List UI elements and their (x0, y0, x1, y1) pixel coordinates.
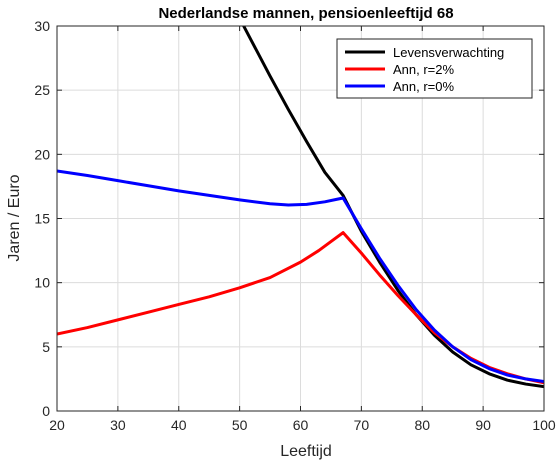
chart-title: Nederlandse mannen, pensioenleeftijd 68 (158, 5, 453, 22)
y-tick-label: 10 (34, 275, 50, 291)
y-tick-label: 25 (34, 82, 50, 98)
series-line (241, 26, 544, 389)
x-tick-label: 60 (293, 417, 309, 433)
x-tick-label: 100 (532, 417, 556, 433)
series-line (57, 169, 544, 383)
y-tick-label: 5 (42, 339, 50, 355)
y-tick-label: 20 (34, 146, 50, 162)
legend-label: Ann, r=0% (393, 79, 455, 94)
legend: Levensverwachting Ann, r=2% Ann, r=0% (336, 38, 533, 99)
axes: 20 30 40 50 60 70 80 90 100 0 5 10 15 20 25 30 (34, 18, 555, 433)
y-tick-label: 0 (42, 403, 50, 419)
x-tick-label: 90 (475, 417, 491, 433)
legend-label: Ann, r=2% (393, 62, 455, 77)
x-tick-label: 40 (171, 417, 187, 433)
y-axis-label: Jaren / Euro (6, 174, 23, 261)
x-axis-label: Leeftijd (280, 443, 332, 460)
x-tick-label: 50 (232, 417, 248, 433)
x-tick-label: 20 (49, 417, 65, 433)
y-tick-label: 30 (34, 18, 50, 34)
y-tick-label: 15 (34, 211, 50, 227)
x-tick-label: 80 (414, 417, 430, 433)
plot-area (57, 26, 544, 389)
legend-label: Levensverwachting (393, 45, 504, 60)
x-tick-label: 30 (110, 417, 126, 433)
x-tick-label: 70 (354, 417, 370, 433)
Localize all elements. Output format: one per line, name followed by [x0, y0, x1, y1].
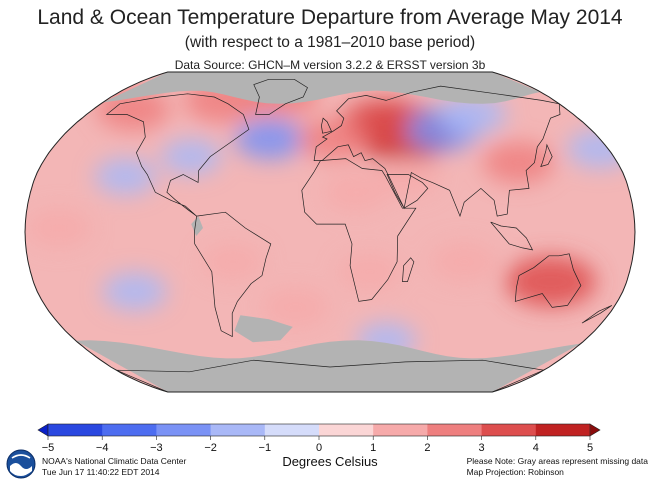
noaa-logo-icon: [6, 449, 36, 479]
colorbar-tick-label: −4: [96, 442, 109, 452]
colorbar-bin: [264, 424, 293, 436]
credit-timestamp: Tue Jun 17 11:40:22 EDT 2014: [42, 467, 160, 477]
missing-data-arctic: [102, 72, 541, 104]
noaa-logo: [6, 449, 36, 479]
note-block: Please Note: Gray areas represent missin…: [467, 456, 648, 478]
anomaly-region-south-america: [201, 243, 264, 281]
colorbar-bin: [427, 424, 455, 436]
colorbar-bin: [156, 424, 184, 436]
landmass-greenland: [253, 78, 308, 115]
colorbar-bin: [535, 424, 564, 436]
landmass-antarctica: [116, 359, 545, 392]
map-title: Land & Ocean Temperature Departure from …: [37, 6, 623, 29]
anomaly-region-south-atlantic: [260, 287, 330, 328]
anomaly-region-tropical-pacific: [26, 208, 92, 248]
data-source-line: Data Source: GHCN–M version 3.2.2 & ERSS…: [174, 58, 486, 72]
colorbar-low-extend: [37, 423, 49, 437]
coastlines: [105, 78, 612, 392]
colorbar: −5 −4 −3 −2 −1 0 1 2 3 4 5: [0, 400, 660, 454]
anomaly-region-south-pacific: [102, 272, 167, 311]
landmass-africa: [301, 158, 417, 302]
colorbar-units-label: Degrees Celsius: [282, 454, 378, 469]
anomaly-region-australia: [505, 256, 597, 308]
colorbar-bin: [183, 424, 212, 436]
colorbar-bin: [102, 424, 130, 436]
colorbar-tick-label: −3: [150, 442, 163, 452]
colorbar-bin: [291, 424, 320, 436]
anomaly-region-africa-north: [321, 172, 389, 212]
colorbar-tick-label: 0: [316, 442, 322, 452]
colorbar-svg: −5 −4 −3 −2 −1 0 1 2 3 4 5: [37, 423, 601, 454]
missing-data-south-atlantic: [234, 315, 293, 343]
anomaly-region-north-pacific: [567, 129, 634, 169]
colorbar-bin: [319, 424, 347, 436]
colorbar-bin: [454, 424, 483, 436]
landmass-madagascar: [402, 257, 415, 282]
colorbar-bin: [75, 424, 103, 436]
map-svg: [24, 71, 636, 393]
credit-block: NOAA's National Climatic Data Center Tue…: [42, 456, 186, 478]
colorbar-bin: [508, 424, 537, 436]
colorbar-tick-label: 2: [424, 442, 430, 452]
globe-outline: [24, 71, 636, 393]
colorbar-bin: [48, 424, 76, 436]
landmass-australia: [514, 253, 582, 308]
colorbar-tick-label: 4: [533, 442, 539, 452]
anomaly-region-east-pacific: [94, 158, 157, 195]
projection-note: Map Projection: Robinson: [466, 467, 564, 477]
landmass-new-zealand: [581, 305, 612, 324]
missing-data-layer: [75, 72, 581, 392]
missing-data-pacific-coast: [191, 216, 203, 236]
landmass-arabia: [386, 174, 429, 209]
landmass-british-isles: [321, 117, 332, 134]
anomaly-region-siberia: [437, 94, 507, 135]
anomaly-region-eastern-usa: [161, 138, 222, 175]
colorbar-tick-label: −5: [42, 442, 55, 452]
landmass-south-america: [194, 211, 272, 338]
colorbar-bin: [210, 424, 239, 436]
colorbar-tick-label: −1: [259, 442, 272, 452]
anomaly-region-middle-east: [376, 157, 441, 196]
anomaly-region-north-atlantic: [235, 118, 305, 160]
colorbar-bin: [400, 424, 428, 436]
world-map: [0, 70, 660, 400]
colorbar-tick-label: 5: [587, 442, 593, 452]
colorbar-tick-label: 3: [479, 442, 485, 452]
credit-organization: NOAA's National Climatic Data Center: [42, 456, 187, 466]
colorbar-bin: [346, 424, 374, 436]
colorbar-tick-label: 1: [370, 442, 376, 452]
colorbar-bin: [129, 424, 157, 436]
colorbar-bin: [373, 424, 401, 436]
colorbar-tick-label: −2: [204, 442, 217, 452]
landmass-north-america: [105, 93, 250, 217]
landmass-eurasia: [313, 85, 561, 218]
missing-data-note: Please Note: Gray areas represent missin…: [466, 456, 648, 466]
colorbar-bin: [562, 424, 591, 436]
anomaly-region-east-asia: [482, 141, 555, 184]
missing-data-antarctic: [75, 340, 581, 392]
landmass-japan: [540, 143, 553, 168]
landmass-indonesia: [490, 221, 534, 251]
map-subtitle: (with respect to a 1981–2010 base period…: [184, 34, 476, 51]
colorbar-high-extend: [589, 423, 601, 437]
colorbar-bin: [237, 424, 266, 436]
anomaly-region-western-europe: [298, 118, 368, 160]
anomaly-region-indian-ocean: [430, 241, 499, 282]
colorbar-bin: [481, 424, 510, 436]
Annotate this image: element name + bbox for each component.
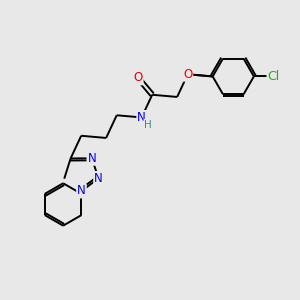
Text: O: O [183,68,192,81]
Text: N: N [87,152,96,165]
Text: Cl: Cl [268,70,280,83]
Text: H: H [144,120,152,130]
Text: N: N [77,184,86,197]
Text: O: O [134,71,143,84]
Text: N: N [137,111,146,124]
Text: N: N [94,172,103,185]
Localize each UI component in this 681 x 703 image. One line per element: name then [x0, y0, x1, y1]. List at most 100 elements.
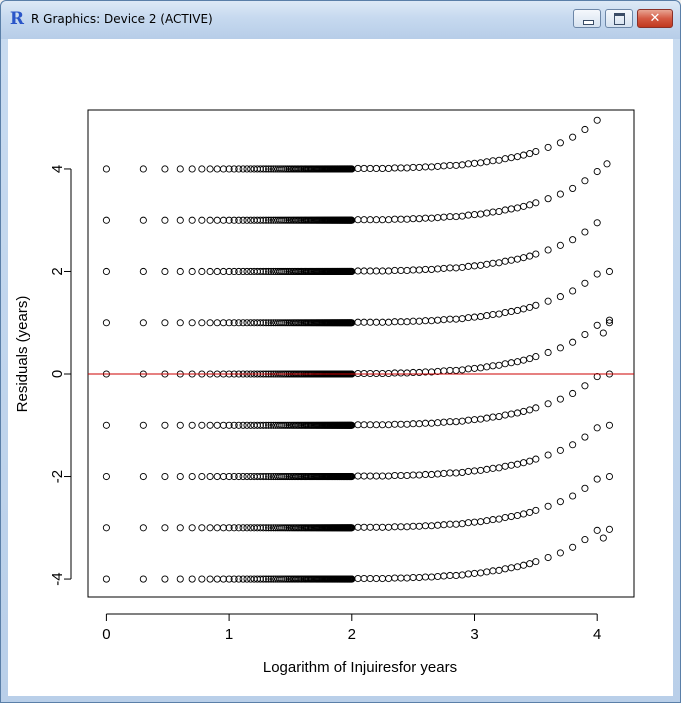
- title-bar[interactable]: R R Graphics: Device 2 (ACTIVE) ✕: [1, 1, 680, 39]
- data-point: [434, 572, 442, 581]
- data-point: [219, 216, 228, 224]
- data-point: [593, 270, 601, 278]
- data-point: [440, 367, 448, 375]
- data-point: [235, 575, 243, 583]
- data-point: [354, 523, 362, 531]
- data-point: [360, 523, 368, 531]
- x-tick-label: 1: [225, 626, 233, 643]
- data-point: [421, 522, 429, 530]
- data-point: [569, 236, 577, 244]
- data-point: [378, 318, 387, 326]
- data-point: [262, 421, 270, 429]
- data-point: [280, 575, 288, 583]
- data-point: [569, 441, 577, 449]
- data-point: [446, 520, 454, 528]
- data-point: [225, 524, 233, 532]
- data-point: [452, 571, 460, 580]
- data-point: [239, 165, 247, 173]
- data-point: [532, 199, 540, 207]
- data-point: [458, 366, 466, 374]
- data-point: [176, 472, 184, 481]
- data-point: [464, 314, 472, 322]
- data-point: [139, 421, 147, 429]
- maximize-button[interactable]: [605, 9, 633, 28]
- data-point: [520, 561, 528, 569]
- data-point: [599, 534, 607, 542]
- data-point: [243, 216, 251, 224]
- data-point: [198, 524, 206, 532]
- data-point: [239, 575, 247, 583]
- close-button[interactable]: ✕: [637, 9, 673, 28]
- data-point: [446, 571, 454, 580]
- data-point: [464, 416, 472, 424]
- minimize-button[interactable]: [573, 9, 601, 28]
- data-point: [440, 521, 448, 529]
- data-point: [397, 471, 405, 480]
- data-point: [259, 472, 267, 481]
- data-point: [532, 301, 540, 309]
- data-point: [378, 369, 387, 378]
- data-point: [532, 558, 540, 566]
- data-point: [198, 421, 206, 429]
- data-point: [139, 267, 147, 276]
- data-point: [440, 469, 448, 478]
- data-point: [354, 369, 362, 378]
- data-point: [265, 267, 273, 276]
- data-point: [102, 421, 110, 429]
- data-point: [477, 466, 485, 474]
- close-icon: ✕: [649, 11, 661, 26]
- data-point: [265, 524, 273, 532]
- data-point: [415, 471, 423, 479]
- data-point: [372, 216, 380, 224]
- data-point: [544, 297, 552, 305]
- data-point: [409, 317, 417, 325]
- data-point: [434, 214, 442, 222]
- data-point: [235, 421, 243, 429]
- data-point: [452, 213, 460, 221]
- data-point: [452, 161, 460, 169]
- data-point: [501, 565, 509, 573]
- data-point: [280, 165, 288, 173]
- data-point: [526, 150, 534, 158]
- data-point: [213, 319, 221, 327]
- data-point: [188, 165, 196, 173]
- graphics-device-canvas: 0 1 2 3 4 -4 -2 0 2 4 Logarithm of Injuiresfor y…: [8, 39, 673, 696]
- data-point: [513, 511, 521, 520]
- data-point: [428, 214, 436, 222]
- data-point: [483, 568, 491, 576]
- data-point: [235, 319, 243, 327]
- data-point: [603, 160, 611, 168]
- data-point: [225, 319, 233, 327]
- data-point: [239, 472, 247, 481]
- data-point: [421, 573, 429, 581]
- data-point: [489, 464, 497, 472]
- residual-band: [102, 116, 601, 173]
- data-point: [507, 205, 515, 213]
- data-point: [239, 524, 247, 532]
- data-point: [198, 472, 206, 481]
- data-point: [452, 520, 460, 528]
- data-point: [415, 368, 423, 377]
- data-point: [507, 359, 515, 367]
- data-point: [556, 241, 564, 249]
- data-point: [102, 575, 110, 583]
- data-point: [532, 506, 540, 514]
- data-point: [470, 467, 479, 475]
- data-point: [188, 421, 196, 429]
- data-point: [267, 319, 275, 327]
- data-point: [176, 319, 184, 327]
- data-point: [280, 421, 288, 429]
- data-point: [507, 256, 515, 264]
- data-point: [243, 524, 251, 532]
- data-point: [360, 216, 368, 224]
- data-point: [235, 165, 243, 173]
- data-point: [385, 216, 393, 224]
- data-point: [520, 305, 528, 313]
- data-point: [235, 524, 243, 532]
- data-point: [391, 369, 399, 377]
- data-point: [526, 457, 534, 465]
- data-point: [434, 419, 442, 427]
- data-point: [230, 267, 238, 276]
- data-point: [259, 575, 267, 583]
- data-point: [489, 259, 497, 267]
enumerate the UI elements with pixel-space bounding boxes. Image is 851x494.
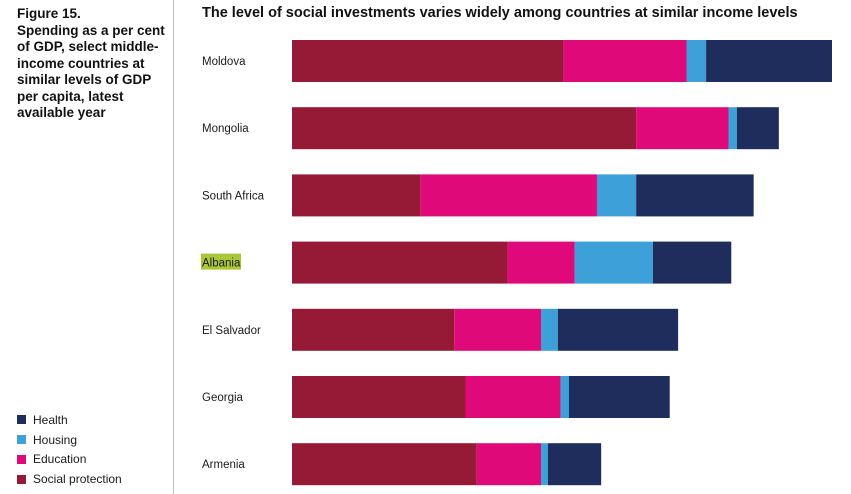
bar-mongolia-social-protection — [292, 107, 637, 150]
bar-south-africa-social-protection — [292, 174, 421, 217]
legend-swatch — [17, 474, 26, 484]
figure-info-panel: Figure 15. Spending as a per cent of GDP… — [0, 0, 174, 494]
legend-swatch — [17, 415, 26, 425]
category-label-south-africa: South Africa — [202, 190, 265, 202]
legend-swatch — [17, 454, 26, 464]
legend-label: Health — [33, 412, 68, 427]
bar-armenia-housing — [541, 443, 549, 486]
highlight-marker — [201, 253, 241, 270]
category-label-moldova: Moldova — [202, 56, 246, 68]
bar-moldova-education — [563, 40, 687, 82]
category-label-armenia: Armenia — [202, 459, 245, 471]
bar-moldova-housing — [686, 40, 707, 82]
bar-albania-housing — [574, 241, 653, 284]
bar-albania-education — [507, 241, 575, 284]
bar-south-africa-housing — [596, 174, 637, 217]
bar-armenia-health — [548, 443, 602, 486]
bar-armenia-social-protection — [292, 443, 477, 486]
legend-swatch — [17, 435, 26, 445]
bar-georgia-social-protection — [292, 376, 466, 418]
bar-south-africa-health — [636, 174, 754, 217]
legend-label: Social protection — [33, 472, 122, 487]
bar-albania-social-protection — [292, 241, 508, 284]
legend-item-education: Education — [17, 450, 122, 470]
chart-legend: Health Housing Education Social protection — [17, 410, 122, 489]
figure-label: Figure 15. Spending as a per cent of GDP… — [17, 6, 167, 122]
bar-georgia-health — [568, 376, 670, 418]
legend-item-housing: Housing — [17, 430, 122, 450]
bar-el-salvador-education — [454, 308, 542, 351]
category-label-albania: Albania — [202, 258, 241, 270]
category-label-georgia: Georgia — [202, 392, 244, 404]
legend-label: Education — [33, 452, 87, 467]
figure-label-text: Figure 15. Spending as a per cent of GDP… — [17, 6, 165, 120]
bar-georgia-housing — [560, 376, 569, 418]
legend-label: Housing — [33, 432, 78, 447]
bar-mongolia-health — [736, 107, 779, 150]
category-label-mongolia: Mongolia — [202, 123, 249, 135]
bar-mongolia-housing — [728, 107, 737, 150]
bar-mongolia-education — [636, 107, 729, 150]
legend-item-health: Health — [17, 410, 122, 430]
bar-moldova-social-protection — [292, 40, 564, 82]
chart-title: The level of social investments varies w… — [202, 5, 798, 21]
category-label-el-salvador: El Salvador — [202, 325, 261, 337]
legend-item-social-protection: Social protection — [17, 469, 122, 489]
bar-albania-health — [652, 241, 732, 284]
bar-georgia-education — [465, 376, 561, 418]
bar-moldova-health — [706, 40, 832, 82]
bar-el-salvador-social-protection — [292, 308, 455, 351]
bar-armenia-education — [476, 443, 542, 486]
stacked-bar-chart: Moldova Mongolia South Africa Albania El Sal… — [201, 40, 832, 486]
bar-south-africa-education — [420, 174, 597, 217]
bar-el-salvador-housing — [541, 308, 558, 351]
bar-el-salvador-health — [557, 308, 679, 351]
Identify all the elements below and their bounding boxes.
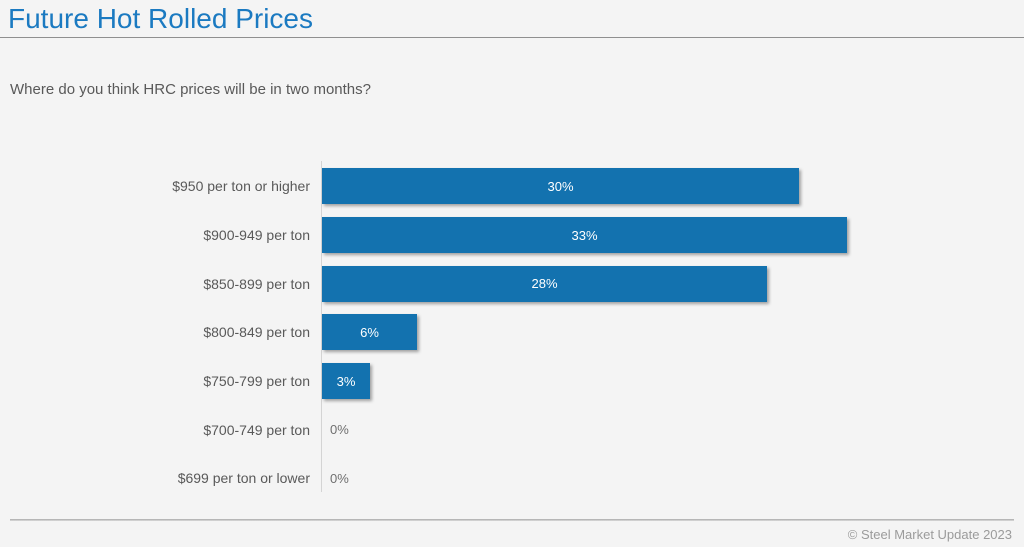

━━━

Given task:
Please duplicate the stretch of lines from the very first one through the line containing "Localize all elements.", leaving the pictures out of your answer.

Result for this exercise:
List UI elements and their (x0, y0, x1, y1) pixel coordinates.
chart-title: Nederlandse mannen, pensioenleeftijd 68 (158, 5, 453, 22)
y-tick-label: 10 (34, 275, 50, 291)
y-tick-label: 25 (34, 82, 50, 98)
series-line (241, 26, 544, 389)
x-tick-label: 60 (293, 417, 309, 433)
x-tick-label: 100 (532, 417, 556, 433)
series-line (57, 169, 544, 383)
y-tick-label: 5 (42, 339, 50, 355)
y-tick-label: 20 (34, 146, 50, 162)
legend-label: Ann, r=0% (393, 79, 455, 94)
legend: Levensverwachting Ann, r=2% Ann, r=0% (336, 38, 533, 99)
axes: 20 30 40 50 60 70 80 90 100 0 5 10 15 20 25 30 (34, 18, 555, 433)
y-tick-label: 0 (42, 403, 50, 419)
x-tick-label: 90 (475, 417, 491, 433)
legend-label: Ann, r=2% (393, 62, 455, 77)
x-tick-label: 40 (171, 417, 187, 433)
y-axis-label: Jaren / Euro (6, 174, 23, 261)
x-axis-label: Leeftijd (280, 443, 332, 460)
x-tick-label: 50 (232, 417, 248, 433)
x-tick-label: 20 (49, 417, 65, 433)
y-tick-label: 30 (34, 18, 50, 34)
y-tick-label: 15 (34, 211, 50, 227)
x-tick-label: 80 (414, 417, 430, 433)
plot-area (57, 26, 544, 389)
legend-label: Levensverwachting (393, 45, 504, 60)
x-tick-label: 30 (110, 417, 126, 433)
x-tick-label: 70 (354, 417, 370, 433)
Localize all elements. Output format: one per line, name followed by [x0, y0, x1, y1].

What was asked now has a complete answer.